Copy out all the lines in the records that include the word "Number".
══ EXTRACTED INFORMATION
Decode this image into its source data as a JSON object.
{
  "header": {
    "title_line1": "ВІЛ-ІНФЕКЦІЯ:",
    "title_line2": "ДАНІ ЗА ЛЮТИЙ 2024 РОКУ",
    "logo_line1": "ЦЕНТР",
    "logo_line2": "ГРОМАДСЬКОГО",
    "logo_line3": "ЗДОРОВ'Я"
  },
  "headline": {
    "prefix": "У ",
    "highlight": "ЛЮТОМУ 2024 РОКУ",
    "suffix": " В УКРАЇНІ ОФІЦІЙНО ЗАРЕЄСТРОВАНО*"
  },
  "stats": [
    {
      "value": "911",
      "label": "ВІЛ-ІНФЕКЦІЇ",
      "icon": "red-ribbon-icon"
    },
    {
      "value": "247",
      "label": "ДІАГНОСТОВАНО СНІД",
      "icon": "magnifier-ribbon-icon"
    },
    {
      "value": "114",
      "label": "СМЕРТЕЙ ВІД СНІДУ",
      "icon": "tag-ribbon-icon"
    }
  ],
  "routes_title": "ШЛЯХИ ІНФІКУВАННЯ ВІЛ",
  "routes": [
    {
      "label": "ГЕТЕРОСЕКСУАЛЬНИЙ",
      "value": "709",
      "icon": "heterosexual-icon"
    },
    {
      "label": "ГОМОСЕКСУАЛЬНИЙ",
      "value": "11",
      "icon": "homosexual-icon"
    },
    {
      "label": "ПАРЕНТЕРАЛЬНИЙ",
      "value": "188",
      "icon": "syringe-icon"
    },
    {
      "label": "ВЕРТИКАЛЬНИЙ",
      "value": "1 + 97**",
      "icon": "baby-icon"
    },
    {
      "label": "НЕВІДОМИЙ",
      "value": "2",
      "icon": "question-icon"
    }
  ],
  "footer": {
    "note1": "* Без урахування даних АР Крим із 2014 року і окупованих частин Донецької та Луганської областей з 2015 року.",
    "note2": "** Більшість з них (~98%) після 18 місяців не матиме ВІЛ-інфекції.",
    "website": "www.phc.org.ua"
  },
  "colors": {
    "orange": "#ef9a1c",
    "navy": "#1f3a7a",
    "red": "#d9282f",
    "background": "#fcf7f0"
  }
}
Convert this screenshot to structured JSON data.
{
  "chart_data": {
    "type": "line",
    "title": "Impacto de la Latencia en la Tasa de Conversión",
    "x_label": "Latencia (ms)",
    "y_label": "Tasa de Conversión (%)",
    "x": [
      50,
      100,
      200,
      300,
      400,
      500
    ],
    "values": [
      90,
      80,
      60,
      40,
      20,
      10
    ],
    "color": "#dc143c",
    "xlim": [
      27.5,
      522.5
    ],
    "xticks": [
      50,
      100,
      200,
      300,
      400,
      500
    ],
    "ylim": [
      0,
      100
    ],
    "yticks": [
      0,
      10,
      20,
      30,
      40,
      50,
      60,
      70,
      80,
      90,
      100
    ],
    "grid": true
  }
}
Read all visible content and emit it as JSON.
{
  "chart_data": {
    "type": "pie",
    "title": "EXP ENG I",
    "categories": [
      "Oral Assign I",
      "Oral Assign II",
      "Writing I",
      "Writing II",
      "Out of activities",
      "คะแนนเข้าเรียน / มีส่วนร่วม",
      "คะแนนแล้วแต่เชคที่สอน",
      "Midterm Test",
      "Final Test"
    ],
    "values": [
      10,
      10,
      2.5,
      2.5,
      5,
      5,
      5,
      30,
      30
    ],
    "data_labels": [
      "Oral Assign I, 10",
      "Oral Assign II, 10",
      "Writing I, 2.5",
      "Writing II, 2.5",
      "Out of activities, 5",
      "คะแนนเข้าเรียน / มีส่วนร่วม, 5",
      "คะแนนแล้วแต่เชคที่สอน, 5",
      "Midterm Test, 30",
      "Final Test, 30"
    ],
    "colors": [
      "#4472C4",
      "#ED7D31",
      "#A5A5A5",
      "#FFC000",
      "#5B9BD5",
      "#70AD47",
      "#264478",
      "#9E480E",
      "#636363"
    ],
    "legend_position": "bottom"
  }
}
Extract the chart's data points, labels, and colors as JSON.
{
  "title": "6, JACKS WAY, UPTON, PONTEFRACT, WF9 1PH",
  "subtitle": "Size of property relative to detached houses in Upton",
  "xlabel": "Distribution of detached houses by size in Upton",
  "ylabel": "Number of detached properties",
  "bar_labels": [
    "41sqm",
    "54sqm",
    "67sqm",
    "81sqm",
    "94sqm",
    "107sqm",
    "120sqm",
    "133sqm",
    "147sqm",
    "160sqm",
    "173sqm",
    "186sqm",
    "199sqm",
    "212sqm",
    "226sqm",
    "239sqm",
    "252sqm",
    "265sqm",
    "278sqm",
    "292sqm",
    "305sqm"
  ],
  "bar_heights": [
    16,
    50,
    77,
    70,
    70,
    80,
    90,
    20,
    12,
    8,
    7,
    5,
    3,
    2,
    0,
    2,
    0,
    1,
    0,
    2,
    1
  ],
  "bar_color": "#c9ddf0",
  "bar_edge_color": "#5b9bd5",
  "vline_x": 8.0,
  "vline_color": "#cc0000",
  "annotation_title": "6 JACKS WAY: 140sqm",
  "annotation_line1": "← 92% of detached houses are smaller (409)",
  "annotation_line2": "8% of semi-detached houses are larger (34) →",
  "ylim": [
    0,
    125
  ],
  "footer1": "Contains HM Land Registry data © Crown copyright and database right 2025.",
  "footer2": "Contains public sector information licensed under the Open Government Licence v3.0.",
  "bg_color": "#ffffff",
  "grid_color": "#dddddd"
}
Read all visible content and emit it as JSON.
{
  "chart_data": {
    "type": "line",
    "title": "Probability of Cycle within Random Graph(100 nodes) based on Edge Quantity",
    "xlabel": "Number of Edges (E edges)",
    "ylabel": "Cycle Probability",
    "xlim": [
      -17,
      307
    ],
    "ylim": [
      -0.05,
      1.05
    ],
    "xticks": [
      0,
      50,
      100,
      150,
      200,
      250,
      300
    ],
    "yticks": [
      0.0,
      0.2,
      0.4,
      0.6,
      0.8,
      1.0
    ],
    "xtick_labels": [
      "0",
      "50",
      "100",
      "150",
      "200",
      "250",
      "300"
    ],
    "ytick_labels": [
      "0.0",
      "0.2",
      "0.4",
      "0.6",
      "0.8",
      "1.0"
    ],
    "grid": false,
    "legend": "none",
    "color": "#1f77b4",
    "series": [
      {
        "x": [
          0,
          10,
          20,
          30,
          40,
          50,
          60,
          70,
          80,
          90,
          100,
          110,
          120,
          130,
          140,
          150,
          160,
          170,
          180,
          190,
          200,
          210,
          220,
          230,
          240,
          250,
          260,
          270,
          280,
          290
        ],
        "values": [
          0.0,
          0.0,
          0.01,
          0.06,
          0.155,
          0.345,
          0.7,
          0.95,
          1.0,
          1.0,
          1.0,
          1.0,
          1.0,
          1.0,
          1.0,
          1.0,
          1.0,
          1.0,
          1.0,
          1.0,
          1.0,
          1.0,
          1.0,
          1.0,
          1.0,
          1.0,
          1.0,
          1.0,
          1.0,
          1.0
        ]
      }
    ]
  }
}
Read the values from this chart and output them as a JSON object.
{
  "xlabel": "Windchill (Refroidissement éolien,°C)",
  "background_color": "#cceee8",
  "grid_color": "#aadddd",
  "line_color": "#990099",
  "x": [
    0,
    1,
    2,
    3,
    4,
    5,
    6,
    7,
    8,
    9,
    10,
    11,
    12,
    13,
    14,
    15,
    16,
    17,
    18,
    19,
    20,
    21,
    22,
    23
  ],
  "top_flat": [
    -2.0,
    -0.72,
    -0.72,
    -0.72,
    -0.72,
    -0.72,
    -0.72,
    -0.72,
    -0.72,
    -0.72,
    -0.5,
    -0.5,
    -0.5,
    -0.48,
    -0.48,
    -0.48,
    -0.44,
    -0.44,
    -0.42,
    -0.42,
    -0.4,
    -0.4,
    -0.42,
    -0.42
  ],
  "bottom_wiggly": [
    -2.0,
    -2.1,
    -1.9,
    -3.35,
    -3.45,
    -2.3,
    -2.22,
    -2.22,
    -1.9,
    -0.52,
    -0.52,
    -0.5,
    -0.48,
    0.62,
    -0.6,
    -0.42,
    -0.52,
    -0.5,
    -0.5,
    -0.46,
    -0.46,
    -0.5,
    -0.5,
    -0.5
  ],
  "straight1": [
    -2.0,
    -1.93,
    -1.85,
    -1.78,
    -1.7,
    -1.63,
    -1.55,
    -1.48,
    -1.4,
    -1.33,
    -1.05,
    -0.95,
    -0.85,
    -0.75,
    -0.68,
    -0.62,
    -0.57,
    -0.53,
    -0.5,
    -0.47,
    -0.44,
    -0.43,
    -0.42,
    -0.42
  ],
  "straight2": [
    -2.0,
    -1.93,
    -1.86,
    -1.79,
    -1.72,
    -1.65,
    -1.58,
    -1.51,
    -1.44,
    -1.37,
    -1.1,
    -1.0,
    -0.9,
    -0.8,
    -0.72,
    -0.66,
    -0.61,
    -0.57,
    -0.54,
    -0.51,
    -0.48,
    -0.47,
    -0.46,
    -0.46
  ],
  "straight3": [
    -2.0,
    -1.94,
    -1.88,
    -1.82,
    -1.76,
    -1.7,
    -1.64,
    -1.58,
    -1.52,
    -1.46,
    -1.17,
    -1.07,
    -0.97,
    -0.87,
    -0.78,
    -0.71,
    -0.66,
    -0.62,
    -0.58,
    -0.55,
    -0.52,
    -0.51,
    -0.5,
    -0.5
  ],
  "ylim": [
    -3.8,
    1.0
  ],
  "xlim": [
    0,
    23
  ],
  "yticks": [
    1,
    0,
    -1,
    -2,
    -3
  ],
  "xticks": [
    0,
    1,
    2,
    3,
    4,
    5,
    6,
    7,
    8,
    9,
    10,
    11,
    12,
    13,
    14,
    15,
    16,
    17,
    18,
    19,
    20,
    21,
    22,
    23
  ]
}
════
COMPLETED EXERCISE
  "ylabel": "Number of detached properties",
    "xlabel": "Number of Edges (E edges)",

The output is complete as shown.